GIVEN REQUEST
Copy each line where the word "pakollinen" occurs.

Collected data

++++++

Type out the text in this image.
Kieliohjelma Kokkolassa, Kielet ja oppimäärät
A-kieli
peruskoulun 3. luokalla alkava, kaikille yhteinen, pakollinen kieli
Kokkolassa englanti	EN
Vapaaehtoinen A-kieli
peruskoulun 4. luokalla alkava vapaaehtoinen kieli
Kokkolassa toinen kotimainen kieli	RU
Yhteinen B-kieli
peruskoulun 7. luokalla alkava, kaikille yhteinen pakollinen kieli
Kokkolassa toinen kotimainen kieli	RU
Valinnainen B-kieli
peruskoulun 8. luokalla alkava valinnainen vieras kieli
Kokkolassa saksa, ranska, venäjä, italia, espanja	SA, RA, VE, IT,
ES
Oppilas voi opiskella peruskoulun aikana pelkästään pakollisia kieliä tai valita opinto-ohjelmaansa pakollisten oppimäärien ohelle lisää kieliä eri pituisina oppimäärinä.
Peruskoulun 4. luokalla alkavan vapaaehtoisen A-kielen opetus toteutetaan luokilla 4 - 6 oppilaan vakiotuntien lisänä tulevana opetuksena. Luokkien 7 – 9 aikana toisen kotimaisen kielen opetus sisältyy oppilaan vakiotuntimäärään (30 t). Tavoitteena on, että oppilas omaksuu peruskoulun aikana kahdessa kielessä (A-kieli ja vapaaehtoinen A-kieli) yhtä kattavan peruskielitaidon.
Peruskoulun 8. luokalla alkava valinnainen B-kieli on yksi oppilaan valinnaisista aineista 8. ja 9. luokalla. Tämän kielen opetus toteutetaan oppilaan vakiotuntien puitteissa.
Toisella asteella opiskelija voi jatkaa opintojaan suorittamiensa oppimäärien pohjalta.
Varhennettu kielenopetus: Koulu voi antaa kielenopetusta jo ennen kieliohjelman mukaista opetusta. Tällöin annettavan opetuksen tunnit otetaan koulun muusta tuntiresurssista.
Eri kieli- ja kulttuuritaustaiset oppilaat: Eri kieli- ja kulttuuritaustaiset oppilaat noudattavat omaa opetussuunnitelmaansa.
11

++++++

ANSWER BELOW
peruskoulun 3. luokalla alkava, kaikille yhteinen, pakollinen kieli
peruskoulun 7. luokalla alkava, kaikille yhteinen pakollinen kieli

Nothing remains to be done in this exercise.